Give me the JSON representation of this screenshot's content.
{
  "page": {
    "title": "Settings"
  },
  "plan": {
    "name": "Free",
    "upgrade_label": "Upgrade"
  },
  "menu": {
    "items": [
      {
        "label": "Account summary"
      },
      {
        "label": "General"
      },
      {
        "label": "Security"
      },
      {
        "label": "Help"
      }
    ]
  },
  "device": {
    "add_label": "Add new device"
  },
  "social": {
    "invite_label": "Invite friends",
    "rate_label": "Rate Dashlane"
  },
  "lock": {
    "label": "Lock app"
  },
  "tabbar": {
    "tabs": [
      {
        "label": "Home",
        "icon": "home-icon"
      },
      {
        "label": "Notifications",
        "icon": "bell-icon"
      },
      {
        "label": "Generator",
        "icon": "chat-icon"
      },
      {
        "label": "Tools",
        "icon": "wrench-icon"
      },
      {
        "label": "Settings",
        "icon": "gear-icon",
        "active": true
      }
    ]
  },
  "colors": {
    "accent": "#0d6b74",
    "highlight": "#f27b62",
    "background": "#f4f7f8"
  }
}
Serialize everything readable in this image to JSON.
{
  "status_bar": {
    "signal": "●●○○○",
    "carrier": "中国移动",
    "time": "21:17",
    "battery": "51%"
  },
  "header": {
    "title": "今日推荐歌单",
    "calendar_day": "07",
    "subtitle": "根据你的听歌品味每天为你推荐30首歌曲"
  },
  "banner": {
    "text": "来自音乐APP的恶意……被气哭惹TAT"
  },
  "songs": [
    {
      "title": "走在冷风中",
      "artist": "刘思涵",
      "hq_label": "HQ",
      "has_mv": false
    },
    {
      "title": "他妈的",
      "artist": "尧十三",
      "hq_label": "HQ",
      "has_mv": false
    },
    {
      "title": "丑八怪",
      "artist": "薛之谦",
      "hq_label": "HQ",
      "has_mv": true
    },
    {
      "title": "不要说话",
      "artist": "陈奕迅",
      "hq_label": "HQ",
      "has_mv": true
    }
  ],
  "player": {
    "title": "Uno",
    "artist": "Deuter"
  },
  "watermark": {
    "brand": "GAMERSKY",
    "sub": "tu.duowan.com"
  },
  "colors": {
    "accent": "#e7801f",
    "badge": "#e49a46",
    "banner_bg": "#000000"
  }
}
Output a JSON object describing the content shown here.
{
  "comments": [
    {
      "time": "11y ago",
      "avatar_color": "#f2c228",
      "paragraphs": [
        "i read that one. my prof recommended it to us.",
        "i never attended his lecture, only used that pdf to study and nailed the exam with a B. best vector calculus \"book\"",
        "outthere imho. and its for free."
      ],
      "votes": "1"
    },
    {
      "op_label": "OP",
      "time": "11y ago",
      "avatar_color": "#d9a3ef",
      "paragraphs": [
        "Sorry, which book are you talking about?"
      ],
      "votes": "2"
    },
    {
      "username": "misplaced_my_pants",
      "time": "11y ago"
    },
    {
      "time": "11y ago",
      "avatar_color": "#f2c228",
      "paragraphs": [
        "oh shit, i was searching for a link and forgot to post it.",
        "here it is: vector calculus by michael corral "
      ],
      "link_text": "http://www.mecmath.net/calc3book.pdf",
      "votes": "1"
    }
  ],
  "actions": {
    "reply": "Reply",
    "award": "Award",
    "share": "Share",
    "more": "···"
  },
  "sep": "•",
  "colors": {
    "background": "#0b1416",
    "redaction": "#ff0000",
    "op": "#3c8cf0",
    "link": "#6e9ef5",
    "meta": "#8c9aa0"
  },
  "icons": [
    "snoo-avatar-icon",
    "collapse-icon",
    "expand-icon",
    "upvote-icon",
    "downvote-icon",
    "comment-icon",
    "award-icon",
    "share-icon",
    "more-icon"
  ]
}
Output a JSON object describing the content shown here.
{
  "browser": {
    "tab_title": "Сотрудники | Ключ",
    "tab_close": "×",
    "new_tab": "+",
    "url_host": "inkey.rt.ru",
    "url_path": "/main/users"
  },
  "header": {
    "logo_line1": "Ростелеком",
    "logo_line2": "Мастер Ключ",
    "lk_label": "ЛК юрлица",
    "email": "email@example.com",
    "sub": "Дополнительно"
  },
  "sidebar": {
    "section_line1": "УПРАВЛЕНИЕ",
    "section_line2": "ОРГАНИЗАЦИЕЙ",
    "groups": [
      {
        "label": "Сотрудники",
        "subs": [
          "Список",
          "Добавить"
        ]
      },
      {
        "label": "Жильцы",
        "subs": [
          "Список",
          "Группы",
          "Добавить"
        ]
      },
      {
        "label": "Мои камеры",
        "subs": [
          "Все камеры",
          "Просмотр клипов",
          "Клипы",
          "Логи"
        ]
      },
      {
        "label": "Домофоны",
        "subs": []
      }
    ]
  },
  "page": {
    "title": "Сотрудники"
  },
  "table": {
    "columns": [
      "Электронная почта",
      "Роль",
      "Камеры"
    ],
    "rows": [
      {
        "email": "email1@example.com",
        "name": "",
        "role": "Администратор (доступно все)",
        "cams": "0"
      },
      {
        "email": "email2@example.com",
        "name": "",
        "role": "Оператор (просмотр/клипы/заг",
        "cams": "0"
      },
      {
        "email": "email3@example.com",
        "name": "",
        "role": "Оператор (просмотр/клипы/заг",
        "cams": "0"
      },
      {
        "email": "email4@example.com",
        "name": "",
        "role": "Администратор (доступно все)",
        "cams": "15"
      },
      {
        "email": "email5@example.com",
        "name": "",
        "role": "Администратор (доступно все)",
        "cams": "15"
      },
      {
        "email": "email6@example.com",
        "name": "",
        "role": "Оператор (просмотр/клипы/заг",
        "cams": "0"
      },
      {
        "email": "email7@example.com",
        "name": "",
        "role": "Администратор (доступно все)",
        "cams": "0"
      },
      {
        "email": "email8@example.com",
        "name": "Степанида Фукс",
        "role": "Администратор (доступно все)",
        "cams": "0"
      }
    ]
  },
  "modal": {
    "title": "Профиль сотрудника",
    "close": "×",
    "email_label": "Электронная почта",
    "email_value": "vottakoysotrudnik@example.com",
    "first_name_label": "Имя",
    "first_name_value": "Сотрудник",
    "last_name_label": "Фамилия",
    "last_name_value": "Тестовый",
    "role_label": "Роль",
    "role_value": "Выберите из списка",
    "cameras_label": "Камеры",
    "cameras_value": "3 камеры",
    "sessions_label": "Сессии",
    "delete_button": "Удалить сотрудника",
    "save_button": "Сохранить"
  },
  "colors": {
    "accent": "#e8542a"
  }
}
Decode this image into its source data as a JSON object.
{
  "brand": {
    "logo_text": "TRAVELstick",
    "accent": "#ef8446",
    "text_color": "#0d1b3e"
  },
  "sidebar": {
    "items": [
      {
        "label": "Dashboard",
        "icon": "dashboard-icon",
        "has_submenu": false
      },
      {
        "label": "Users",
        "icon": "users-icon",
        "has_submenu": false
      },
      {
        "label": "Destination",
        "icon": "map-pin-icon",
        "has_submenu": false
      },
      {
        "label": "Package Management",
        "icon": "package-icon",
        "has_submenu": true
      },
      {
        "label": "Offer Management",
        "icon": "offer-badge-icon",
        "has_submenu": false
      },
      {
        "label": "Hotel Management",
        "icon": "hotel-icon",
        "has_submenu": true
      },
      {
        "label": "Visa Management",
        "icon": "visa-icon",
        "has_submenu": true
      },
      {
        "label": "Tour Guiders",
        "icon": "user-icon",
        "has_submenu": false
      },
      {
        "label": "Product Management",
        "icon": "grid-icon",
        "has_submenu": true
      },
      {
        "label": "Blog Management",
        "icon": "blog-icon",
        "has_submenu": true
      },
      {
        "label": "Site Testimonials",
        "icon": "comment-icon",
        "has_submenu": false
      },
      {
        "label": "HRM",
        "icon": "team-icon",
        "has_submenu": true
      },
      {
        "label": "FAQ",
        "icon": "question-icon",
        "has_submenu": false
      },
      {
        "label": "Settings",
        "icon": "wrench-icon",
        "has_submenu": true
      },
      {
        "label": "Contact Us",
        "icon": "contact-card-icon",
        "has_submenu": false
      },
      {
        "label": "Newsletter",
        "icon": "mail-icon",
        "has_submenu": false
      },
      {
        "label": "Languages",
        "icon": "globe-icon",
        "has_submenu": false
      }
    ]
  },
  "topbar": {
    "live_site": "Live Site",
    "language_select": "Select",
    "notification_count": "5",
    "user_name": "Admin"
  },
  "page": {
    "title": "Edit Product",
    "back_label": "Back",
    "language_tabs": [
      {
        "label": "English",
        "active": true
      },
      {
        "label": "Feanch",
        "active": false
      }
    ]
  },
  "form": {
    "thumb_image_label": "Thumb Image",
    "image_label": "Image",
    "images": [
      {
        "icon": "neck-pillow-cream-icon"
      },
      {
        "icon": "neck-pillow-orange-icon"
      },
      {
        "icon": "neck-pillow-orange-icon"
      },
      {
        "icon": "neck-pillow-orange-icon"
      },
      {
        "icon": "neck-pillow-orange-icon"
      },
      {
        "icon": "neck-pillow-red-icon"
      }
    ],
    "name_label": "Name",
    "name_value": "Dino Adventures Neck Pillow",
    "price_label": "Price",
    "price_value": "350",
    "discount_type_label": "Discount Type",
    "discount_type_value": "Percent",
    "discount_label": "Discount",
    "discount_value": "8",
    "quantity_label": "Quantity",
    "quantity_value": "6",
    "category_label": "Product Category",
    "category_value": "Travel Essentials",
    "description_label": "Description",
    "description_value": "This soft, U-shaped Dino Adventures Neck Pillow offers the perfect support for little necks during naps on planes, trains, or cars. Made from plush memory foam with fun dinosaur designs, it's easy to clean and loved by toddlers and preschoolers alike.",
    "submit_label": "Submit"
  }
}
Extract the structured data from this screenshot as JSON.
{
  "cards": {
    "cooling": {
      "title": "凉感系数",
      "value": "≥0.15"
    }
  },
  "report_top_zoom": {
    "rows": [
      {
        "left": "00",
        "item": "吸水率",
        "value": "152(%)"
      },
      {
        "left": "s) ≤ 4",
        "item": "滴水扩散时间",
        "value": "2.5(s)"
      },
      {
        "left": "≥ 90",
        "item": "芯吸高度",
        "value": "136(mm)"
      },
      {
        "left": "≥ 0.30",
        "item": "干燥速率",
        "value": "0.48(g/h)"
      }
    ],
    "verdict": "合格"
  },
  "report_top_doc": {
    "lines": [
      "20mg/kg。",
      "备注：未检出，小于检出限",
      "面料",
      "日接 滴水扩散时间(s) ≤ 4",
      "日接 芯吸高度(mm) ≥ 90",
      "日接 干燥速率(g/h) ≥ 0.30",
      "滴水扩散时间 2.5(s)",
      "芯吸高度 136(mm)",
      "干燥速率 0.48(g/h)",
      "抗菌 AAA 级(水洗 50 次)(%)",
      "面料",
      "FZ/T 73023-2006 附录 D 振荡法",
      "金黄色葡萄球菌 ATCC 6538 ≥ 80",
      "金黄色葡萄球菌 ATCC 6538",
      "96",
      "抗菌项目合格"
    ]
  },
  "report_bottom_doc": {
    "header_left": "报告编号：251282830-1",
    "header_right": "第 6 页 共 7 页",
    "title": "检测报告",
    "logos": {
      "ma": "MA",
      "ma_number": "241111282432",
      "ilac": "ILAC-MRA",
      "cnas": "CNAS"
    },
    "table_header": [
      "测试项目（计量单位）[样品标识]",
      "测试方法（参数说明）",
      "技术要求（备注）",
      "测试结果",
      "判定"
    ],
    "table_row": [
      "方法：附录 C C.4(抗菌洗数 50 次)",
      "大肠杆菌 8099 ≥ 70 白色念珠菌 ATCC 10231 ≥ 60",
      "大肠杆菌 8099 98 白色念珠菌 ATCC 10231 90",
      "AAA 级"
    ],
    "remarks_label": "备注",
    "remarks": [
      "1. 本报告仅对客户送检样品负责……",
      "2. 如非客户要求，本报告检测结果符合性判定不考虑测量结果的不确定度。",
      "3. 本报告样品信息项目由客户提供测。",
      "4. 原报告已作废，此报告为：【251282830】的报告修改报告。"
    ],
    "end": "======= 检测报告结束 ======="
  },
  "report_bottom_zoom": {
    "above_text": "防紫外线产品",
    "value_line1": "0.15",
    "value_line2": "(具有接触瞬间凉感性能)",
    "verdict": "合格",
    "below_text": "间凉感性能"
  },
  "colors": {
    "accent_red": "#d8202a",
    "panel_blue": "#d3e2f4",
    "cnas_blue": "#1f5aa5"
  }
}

> Given request: Work out the count of lines containing the word "data", then write only that count.

> Exercise solution: 2